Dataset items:

━━━━━━

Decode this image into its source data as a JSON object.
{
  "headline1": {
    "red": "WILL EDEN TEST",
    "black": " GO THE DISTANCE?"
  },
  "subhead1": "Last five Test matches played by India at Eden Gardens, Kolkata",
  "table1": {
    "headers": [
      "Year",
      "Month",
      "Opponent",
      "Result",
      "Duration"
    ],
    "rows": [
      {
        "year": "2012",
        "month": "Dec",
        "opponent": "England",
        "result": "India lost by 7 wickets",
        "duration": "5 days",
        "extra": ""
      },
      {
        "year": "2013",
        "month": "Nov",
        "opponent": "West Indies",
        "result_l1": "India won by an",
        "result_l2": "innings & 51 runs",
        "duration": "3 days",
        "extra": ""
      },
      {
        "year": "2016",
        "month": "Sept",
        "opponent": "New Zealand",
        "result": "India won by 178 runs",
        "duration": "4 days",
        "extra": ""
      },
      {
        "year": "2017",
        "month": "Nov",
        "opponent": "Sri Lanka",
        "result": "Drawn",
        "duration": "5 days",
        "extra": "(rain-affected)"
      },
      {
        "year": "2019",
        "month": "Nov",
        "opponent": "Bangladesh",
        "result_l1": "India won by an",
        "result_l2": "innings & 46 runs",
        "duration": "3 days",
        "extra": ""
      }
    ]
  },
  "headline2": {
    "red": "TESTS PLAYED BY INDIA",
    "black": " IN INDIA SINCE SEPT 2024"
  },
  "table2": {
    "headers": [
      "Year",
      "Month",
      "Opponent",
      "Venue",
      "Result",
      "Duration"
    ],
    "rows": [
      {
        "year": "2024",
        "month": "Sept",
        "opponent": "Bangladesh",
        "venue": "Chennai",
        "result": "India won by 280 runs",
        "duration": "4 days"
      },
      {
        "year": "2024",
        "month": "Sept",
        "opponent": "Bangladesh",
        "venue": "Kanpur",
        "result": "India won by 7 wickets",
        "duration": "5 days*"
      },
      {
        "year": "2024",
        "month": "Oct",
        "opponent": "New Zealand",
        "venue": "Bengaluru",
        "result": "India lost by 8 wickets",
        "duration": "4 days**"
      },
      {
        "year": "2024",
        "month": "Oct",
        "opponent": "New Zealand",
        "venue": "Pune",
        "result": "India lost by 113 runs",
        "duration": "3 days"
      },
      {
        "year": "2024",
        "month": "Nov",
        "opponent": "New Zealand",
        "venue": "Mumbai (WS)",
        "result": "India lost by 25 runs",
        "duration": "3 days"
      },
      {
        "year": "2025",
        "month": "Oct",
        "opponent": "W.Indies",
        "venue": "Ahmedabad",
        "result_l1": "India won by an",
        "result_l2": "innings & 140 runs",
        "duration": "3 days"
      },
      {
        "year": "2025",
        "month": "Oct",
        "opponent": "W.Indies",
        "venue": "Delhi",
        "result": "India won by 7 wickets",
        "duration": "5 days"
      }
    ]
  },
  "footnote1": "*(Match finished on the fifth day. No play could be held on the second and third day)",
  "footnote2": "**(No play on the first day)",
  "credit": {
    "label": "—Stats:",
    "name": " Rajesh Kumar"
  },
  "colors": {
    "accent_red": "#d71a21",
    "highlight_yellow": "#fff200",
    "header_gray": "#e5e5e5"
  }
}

━━━━━━

Type the whole listing again, unaltered.

Decode this image into its source data as a JSON object.
{
  "headline1": {
    "red": "WILL EDEN TEST",
    "black": " GO THE DISTANCE?"
  },
  "subhead1": "Last five Test matches played by India at Eden Gardens, Kolkata",
  "table1": {
    "headers": [
      "Year",
      "Month",
      "Opponent",
      "Result",
      "Duration"
    ],
    "rows": [
      {
        "year": "2012",
        "month": "Dec",
        "opponent": "England",
        "result": "India lost by 7 wickets",
        "duration": "5 days",
        "extra": ""
      },
      {
        "year": "2013",
        "month": "Nov",
        "opponent": "West Indies",
        "result_l1": "India won by an",
        "result_l2": "innings & 51 runs",
        "duration": "3 days",
        "extra": ""
      },
      {
        "year": "2016",
        "month": "Sept",
        "opponent": "New Zealand",
        "result": "India won by 178 runs",
        "duration": "4 days",
        "extra": ""
      },
      {
        "year": "2017",
        "month": "Nov",
        "opponent": "Sri Lanka",
        "result": "Drawn",
        "duration": "5 days",
        "extra": "(rain-affected)"
      },
      {
        "year": "2019",
        "month": "Nov",
        "opponent": "Bangladesh",
        "result_l1": "India won by an",
        "result_l2": "innings & 46 runs",
        "duration": "3 days",
        "extra": ""
      }
    ]
  },
  "headline2": {
    "red": "TESTS PLAYED BY INDIA",
    "black": " IN INDIA SINCE SEPT 2024"
  },
  "table2": {
    "headers": [
      "Year",
      "Month",
      "Opponent",
      "Venue",
      "Result",
      "Duration"
    ],
    "rows": [
      {
        "year": "2024",
        "month": "Sept",
        "opponent": "Bangladesh",
        "venue": "Chennai",
        "result": "India won by 280 runs",
        "duration": "4 days"
      },
      {
        "year": "2024",
        "month": "Sept",
        "opponent": "Bangladesh",
        "venue": "Kanpur",
        "result": "India won by 7 wickets",
        "duration": "5 days*"
      },
      {
        "year": "2024",
        "month": "Oct",
        "opponent": "New Zealand",
        "venue": "Bengaluru",
        "result": "India lost by 8 wickets",
        "duration": "4 days**"
      },
      {
        "year": "2024",
        "month": "Oct",
        "opponent": "New Zealand",
        "venue": "Pune",
        "result": "India lost by 113 runs",
        "duration": "3 days"
      },
      {
        "year": "2024",
        "month": "Nov",
        "opponent": "New Zealand",
        "venue": "Mumbai (WS)",
        "result": "India lost by 25 runs",
        "duration": "3 days"
      },
      {
        "year": "2025",
        "month": "Oct",
        "opponent": "W.Indies",
        "venue": "Ahmedabad",
        "result_l1": "India won by an",
        "result_l2": "innings & 140 runs",
        "duration": "3 days"
      },
      {
        "year": "2025",
        "month": "Oct",
        "opponent": "W.Indies",
        "venue": "Delhi",
        "result": "India won by 7 wickets",
        "duration": "5 days"
      }
    ]
  },
  "footnote1": "*(Match finished on the fifth day. No play could be held on the second and third day)",
  "footnote2": "**(No play on the first day)",
  "credit": {
    "label": "—Stats:",
    "name": " Rajesh Kumar"
  },
  "colors": {
    "accent_red": "#d71a21",
    "highlight_yellow": "#fff200",
    "header_gray": "#e5e5e5"
  }
}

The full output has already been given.